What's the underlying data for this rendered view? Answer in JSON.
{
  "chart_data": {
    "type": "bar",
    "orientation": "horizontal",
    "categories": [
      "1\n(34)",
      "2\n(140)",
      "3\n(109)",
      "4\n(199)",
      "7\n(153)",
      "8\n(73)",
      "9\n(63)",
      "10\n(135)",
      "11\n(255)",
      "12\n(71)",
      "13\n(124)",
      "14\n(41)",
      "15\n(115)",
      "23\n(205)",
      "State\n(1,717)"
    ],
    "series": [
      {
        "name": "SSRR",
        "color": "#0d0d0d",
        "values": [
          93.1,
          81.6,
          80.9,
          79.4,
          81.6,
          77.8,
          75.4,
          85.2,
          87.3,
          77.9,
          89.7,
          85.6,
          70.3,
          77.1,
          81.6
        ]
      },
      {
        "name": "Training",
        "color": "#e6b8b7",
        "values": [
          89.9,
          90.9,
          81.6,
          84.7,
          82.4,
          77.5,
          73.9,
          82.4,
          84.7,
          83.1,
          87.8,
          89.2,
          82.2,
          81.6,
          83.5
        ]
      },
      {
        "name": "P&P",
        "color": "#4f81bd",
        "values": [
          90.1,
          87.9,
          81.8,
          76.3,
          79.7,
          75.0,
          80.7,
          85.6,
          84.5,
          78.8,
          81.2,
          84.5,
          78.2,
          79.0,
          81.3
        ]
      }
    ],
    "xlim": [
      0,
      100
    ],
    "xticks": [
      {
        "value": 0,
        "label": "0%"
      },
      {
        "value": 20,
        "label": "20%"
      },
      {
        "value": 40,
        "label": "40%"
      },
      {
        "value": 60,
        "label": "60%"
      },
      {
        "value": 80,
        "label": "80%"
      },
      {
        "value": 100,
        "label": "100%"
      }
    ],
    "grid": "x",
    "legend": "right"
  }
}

§ §

*Objective:*
Write out the data exactly as it stands.

*Exercise answer:*
What's the underlying data for this rendered view? Answer in JSON.
{
  "chart_data": {
    "type": "bar",
    "orientation": "horizontal",
    "categories": [
      "1\n(34)",
      "2\n(140)",
      "3\n(109)",
      "4\n(199)",
      "7\n(153)",
      "8\n(73)",
      "9\n(63)",
      "10\n(135)",
      "11\n(255)",
      "12\n(71)",
      "13\n(124)",
      "14\n(41)",
      "15\n(115)",
      "23\n(205)",
      "State\n(1,717)"
    ],
    "series": [
      {
        "name": "SSRR",
        "color": "#0d0d0d",
        "values": [
          93.1,
          81.6,
          80.9,
          79.4,
          81.6,
          77.8,
          75.4,
          85.2,
          87.3,
          77.9,
          89.7,
          85.6,
          70.3,
          77.1,
          81.6
        ]
      },
      {
        "name": "Training",
        "color": "#e6b8b7",
        "values": [
          89.9,
          90.9,
          81.6,
          84.7,
          82.4,
          77.5,
          73.9,
          82.4,
          84.7,
          83.1,
          87.8,
          89.2,
          82.2,
          81.6,
          83.5
        ]
      },
      {
        "name": "P&P",
        "color": "#4f81bd",
        "values": [
          90.1,
          87.9,
          81.8,
          76.3,
          79.7,
          75.0,
          80.7,
          85.6,
          84.5,
          78.8,
          81.2,
          84.5,
          78.2,
          79.0,
          81.3
        ]
      }
    ],
    "xlim": [
      0,
      100
    ],
    "xticks": [
      {
        "value": 0,
        "label": "0%"
      },
      {
        "value": 20,
        "label": "20%"
      },
      {
        "value": 40,
        "label": "40%"
      },
      {
        "value": 60,
        "label": "60%"
      },
      {
        "value": 80,
        "label": "80%"
      },
      {
        "value": 100,
        "label": "100%"
      }
    ],
    "grid": "x",
    "legend": "right"
  }
}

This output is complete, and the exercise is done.